— start Supplied data —
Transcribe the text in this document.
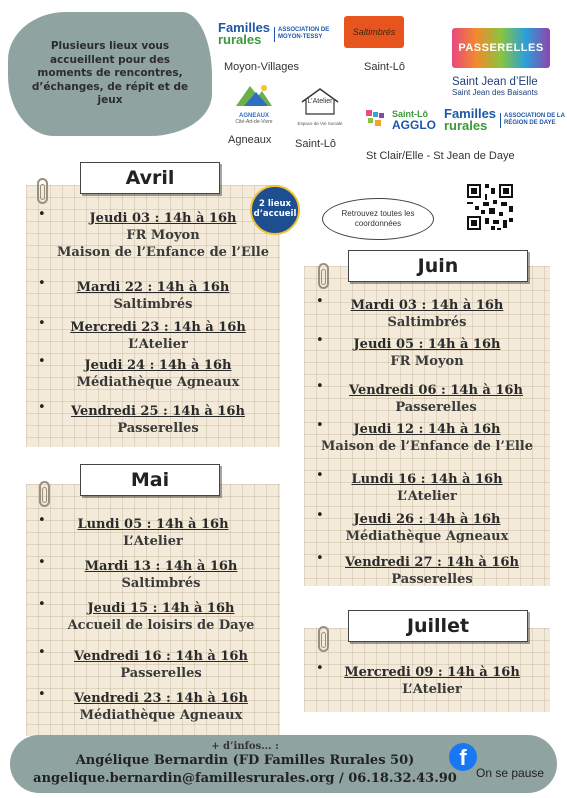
Plusieurs lieux vous accueillent pour des moments de rencontres, d’échanges, de répit et de jeux

Familles
rurales
ASSOCIATION DE MOYON-TESSY
Moyon-Villages
Saltimbrés
Saint-Lô
PASSERELLES
Saint Jean d’Elle
Saint Jean des Baisants
AGNEAUX
Cité-Art-de-Vivre
Agneaux
L’Atelier
Espace de Vie Sociale
Saint-Lô
Saint-Lô
AGGLO
Familles
rurales
ASSOCIATION DE LA RÉGION DE DAYE
St Clair/Elle - St Jean de Daye
Avril
•	Jeudi 03 : 14h à 16h
FR Moyon
Maison de l’Enfance de l’Elle
•	Mardi 22 : 14h à 16h
Saltimbrés
•	Mercredi 23 : 14h à 16h
L’Atelier
•	Jeudi 24 : 14h à 16h
Médiathèque Agneaux
•	Vendredi 25 : 14h à 16h
Passerelles
2 lieux d’accueil
Mai
•	Lundi 05 : 14h à 16h
L’Atelier
•	Mardi 13 : 14h à 16h
Saltimbrés
•	Jeudi 15 : 14h à 16h
Accueil de loisirs de Daye
•	Vendredi 16 : 14h à 16h
Passerelles
•	Vendredi 23 : 14h à 16h
Médiathèque Agneaux
Retrouvez toutes les coordonnées
Juin
•	Mardi 03 : 14h à 16h
Saltimbrés
•	Jeudi 05 : 14h à 16h
FR Moyon
•	Vendredi 06 : 14h à 16h
Passerelles
•	Jeudi 12 : 14h à 16h
Maison de l’Enfance de l’Elle
•	Lundi 16 : 14h à 16h
L’Atelier
•	Jeudi 26 : 14h à 16h
Médiathèque Agneaux
•	Vendredi 27 : 14h à 16h
Passerelles
Juillet
•	Mercredi 09 : 14h à 16h
L’Atelier
+ d’infos... :
Angélique Bernardin (FD Familles Rurales 50)
angelique.bernardin@famillesrurales.org / 06.18.32.43.90
f
On se pause
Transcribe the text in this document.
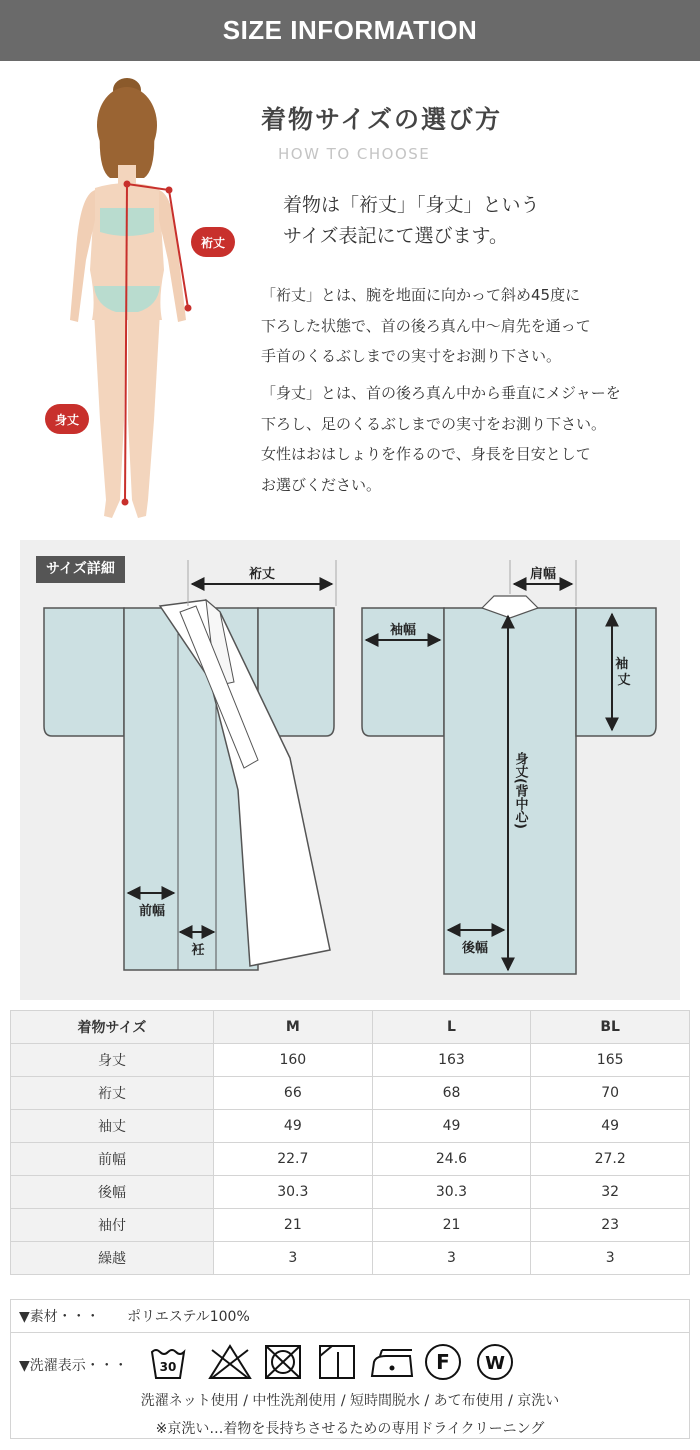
SIZE INFORMATION
裄丈
身丈
着物サイズの選び方
HOW TO CHOOSE
着物は「裄丈」「身丈」という
サイズ表記にて選びます。
「裄丈」とは、腕を地面に向かって斜め45度に
下ろした状態で、首の後ろ真ん中～肩先を通って
手首のくるぶしまでの実寸をお測り下さい。
「身丈」とは、首の後ろ真ん中から垂直にメジャーを
下ろし、足のくるぶしまでの実寸をお測り下さい。
女性はおはしょりを作るので、身長を目安として
お選びください。
裄丈
前幅
衽
肩幅
袖幅
袖 丈
身丈(背中心)
後幅
サイズ詳細
着物サイズ	M	L	BL
身丈	160	163	165
裄丈	66	68	70
袖丈	49	49	49
前幅	22.7	24.6	27.2
後幅	30.3	30.3	32
袖付	21	21	23
繰越	3	3	3
▼素材・・・	ポリエステル100%
▼洗濯表示・・・	30	F W
洗濯ネット使用 / 中性洗剤使用 / 短時間脱水 / あて布使用 / 京洗い
※京洗い…着物を長持ちさせるための専用ドライクリーニング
— end Supplied data —
▶ Written exercise: Transcribe all of the material exactly, leaving out whatever pictures it contains.

▶ Full response:
Transcribe the text in this document.
Plusieurs lieux vous accueillent pour des moments de rencontres, d’échanges, de répit et de jeux

Familles
rurales
ASSOCIATION DE MOYON-TESSY
Moyon-Villages
Saltimbrés
Saint-Lô
PASSERELLES
Saint Jean d’Elle
Saint Jean des Baisants
AGNEAUX
Cité-Art-de-Vivre
Agneaux
L’Atelier
Espace de Vie Sociale
Saint-Lô
Saint-Lô
AGGLO
Familles
rurales
ASSOCIATION DE LA RÉGION DE DAYE
St Clair/Elle - St Jean de Daye
Avril
•	Jeudi 03 : 14h à 16h
FR Moyon
Maison de l’Enfance de l’Elle
•	Mardi 22 : 14h à 16h
Saltimbrés
•	Mercredi 23 : 14h à 16h
L’Atelier
•	Jeudi 24 : 14h à 16h
Médiathèque Agneaux
•	Vendredi 25 : 14h à 16h
Passerelles
2 lieux d’accueil
Mai
•	Lundi 05 : 14h à 16h
L’Atelier
•	Mardi 13 : 14h à 16h
Saltimbrés
•	Jeudi 15 : 14h à 16h
Accueil de loisirs de Daye
•	Vendredi 16 : 14h à 16h
Passerelles
•	Vendredi 23 : 14h à 16h
Médiathèque Agneaux
Retrouvez toutes les coordonnées
Juin
•	Mardi 03 : 14h à 16h
Saltimbrés
•	Jeudi 05 : 14h à 16h
FR Moyon
•	Vendredi 06 : 14h à 16h
Passerelles
•	Jeudi 12 : 14h à 16h
Maison de l’Enfance de l’Elle
•	Lundi 16 : 14h à 16h
L’Atelier
•	Jeudi 26 : 14h à 16h
Médiathèque Agneaux
•	Vendredi 27 : 14h à 16h
Passerelles
Juillet
•	Mercredi 09 : 14h à 16h
L’Atelier
+ d’infos... :
Angélique Bernardin (FD Familles Rurales 50)
angelique.bernardin@famillesrurales.org / 06.18.32.43.90
f
On se pause
Transcribe the text in this document.
SIZE INFORMATION
裄丈
身丈
着物サイズの選び方
HOW TO CHOOSE
着物は「裄丈」「身丈」という
サイズ表記にて選びます。
「裄丈」とは、腕を地面に向かって斜め45度に
下ろした状態で、首の後ろ真ん中～肩先を通って
手首のくるぶしまでの実寸をお測り下さい。
「身丈」とは、首の後ろ真ん中から垂直にメジャーを
下ろし、足のくるぶしまでの実寸をお測り下さい。
女性はおはしょりを作るので、身長を目安として
お選びください。
裄丈
前幅
衽
肩幅
袖幅
袖 丈
身丈(背中心)
後幅
サイズ詳細
着物サイズ	M	L	BL
身丈	160	163	165
裄丈	66	68	70
袖丈	49	49	49
前幅	22.7	24.6	27.2
後幅	30.3	30.3	32
袖付	21	21	23
繰越	3	3	3
▼素材・・・	ポリエステル100%
▼洗濯表示・・・	30	F W
洗濯ネット使用 / 中性洗剤使用 / 短時間脱水 / あて布使用 / 京洗い
※京洗い…着物を長持ちさせるための専用ドライクリーニング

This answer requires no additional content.